| Task objective |
Print every entry, word for word, and skip the images.

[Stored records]
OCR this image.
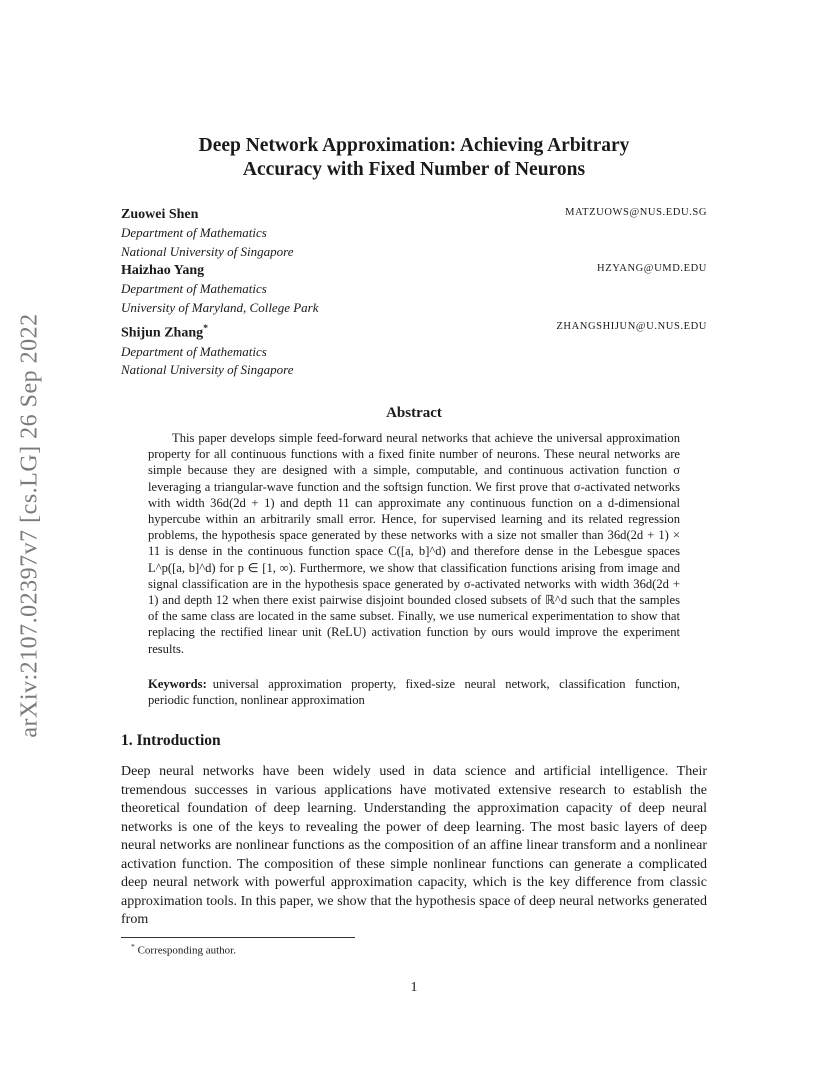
arXiv:2107.02397v7 [cs.LG] 26 Sep 2022
Deep Network Approximation: Achieving Arbitrary
Accuracy with Fixed Number of Neurons
Zuowei Shen	MATZUOWS@NUS.EDU.SG
Department of Mathematics
National University of Singapore
Haizhao Yang	HZYANG@UMD.EDU
Department of Mathematics
University of Maryland, College Park
Shijun Zhang*	ZHANGSHIJUN@U.NUS.EDU
Department of Mathematics
National University of Singapore
Abstract

This paper develops simple feed-forward neural networks that achieve the universal approximation property for all continuous functions with a fixed finite number of neurons. These neural networks are simple because they are designed with a simple, computable, and continuous activation function σ leveraging a triangular-wave function and the softsign function. We first prove that σ-activated networks with width 36d(2d + 1) and depth 11 can approximate any continuous function on a d-dimensional hypercube within an arbitrarily small error. Hence, for supervised learning and its related regression problems, the hypothesis space generated by these networks with a size not smaller than 36d(2d + 1) × 11 is dense in the continuous function space C([a, b]^d) and therefore dense in the Lebesgue spaces L^p([a, b]^d) for p ∈ [1, ∞). Furthermore, we show that classification functions arising from image and signal classification are in the hypothesis space generated by σ-activated networks with width 36d(2d + 1) and depth 12 when there exist pairwise disjoint bounded closed subsets of ℝ^d such that the samples of the same class are located in the same subset. Finally, we use numerical experimentation to show that replacing the rectified linear unit (ReLU) activation function by ours would improve the experiment results.

Keywords: universal approximation property, fixed-size neural network, classification function, periodic function, nonlinear approximation

1. Introduction

Deep neural networks have been widely used in data science and artificial intelligence. Their tremendous successes in various applications have motivated extensive research to establish the theoretical foundation of deep learning. Understanding the approximation capacity of deep neural networks is one of the keys to revealing the power of deep learning. The most basic layers of deep neural networks are nonlinear functions as the composition of an affine linear transform and a nonlinear activation function. The composition of these simple nonlinear functions can generate a complicated deep neural network with powerful approximation capacity, which is the key difference from classic approximation tools. In this paper, we show that the hypothesis space of deep neural networks generated from

* Corresponding author.
1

| Full output |
OCR this image.
arXiv:2107.02397v7 [cs.LG] 26 Sep 2022
Deep Network Approximation: Achieving Arbitrary
Accuracy with Fixed Number of Neurons
Zuowei Shen	MATZUOWS@NUS.EDU.SG
Department of Mathematics
National University of Singapore
Haizhao Yang	HZYANG@UMD.EDU
Department of Mathematics
University of Maryland, College Park
Shijun Zhang*	ZHANGSHIJUN@U.NUS.EDU
Department of Mathematics
National University of Singapore
Abstract

This paper develops simple feed-forward neural networks that achieve the universal approximation property for all continuous functions with a fixed finite number of neurons. These neural networks are simple because they are designed with a simple, computable, and continuous activation function σ leveraging a triangular-wave function and the softsign function. We first prove that σ-activated networks with width 36d(2d + 1) and depth 11 can approximate any continuous function on a d-dimensional hypercube within an arbitrarily small error. Hence, for supervised learning and its related regression problems, the hypothesis space generated by these networks with a size not smaller than 36d(2d + 1) × 11 is dense in the continuous function space C([a, b]^d) and therefore dense in the Lebesgue spaces L^p([a, b]^d) for p ∈ [1, ∞). Furthermore, we show that classification functions arising from image and signal classification are in the hypothesis space generated by σ-activated networks with width 36d(2d + 1) and depth 12 when there exist pairwise disjoint bounded closed subsets of ℝ^d such that the samples of the same class are located in the same subset. Finally, we use numerical experimentation to show that replacing the rectified linear unit (ReLU) activation function by ours would improve the experiment results.

Keywords: universal approximation property, fixed-size neural network, classification function, periodic function, nonlinear approximation

1. Introduction

Deep neural networks have been widely used in data science and artificial intelligence. Their tremendous successes in various applications have motivated extensive research to establish the theoretical foundation of deep learning. Understanding the approximation capacity of deep neural networks is one of the keys to revealing the power of deep learning. The most basic layers of deep neural networks are nonlinear functions as the composition of an affine linear transform and a nonlinear activation function. The composition of these simple nonlinear functions can generate a complicated deep neural network with powerful approximation capacity, which is the key difference from classic approximation tools. In this paper, we show that the hypothesis space of deep neural networks generated from

* Corresponding author.
1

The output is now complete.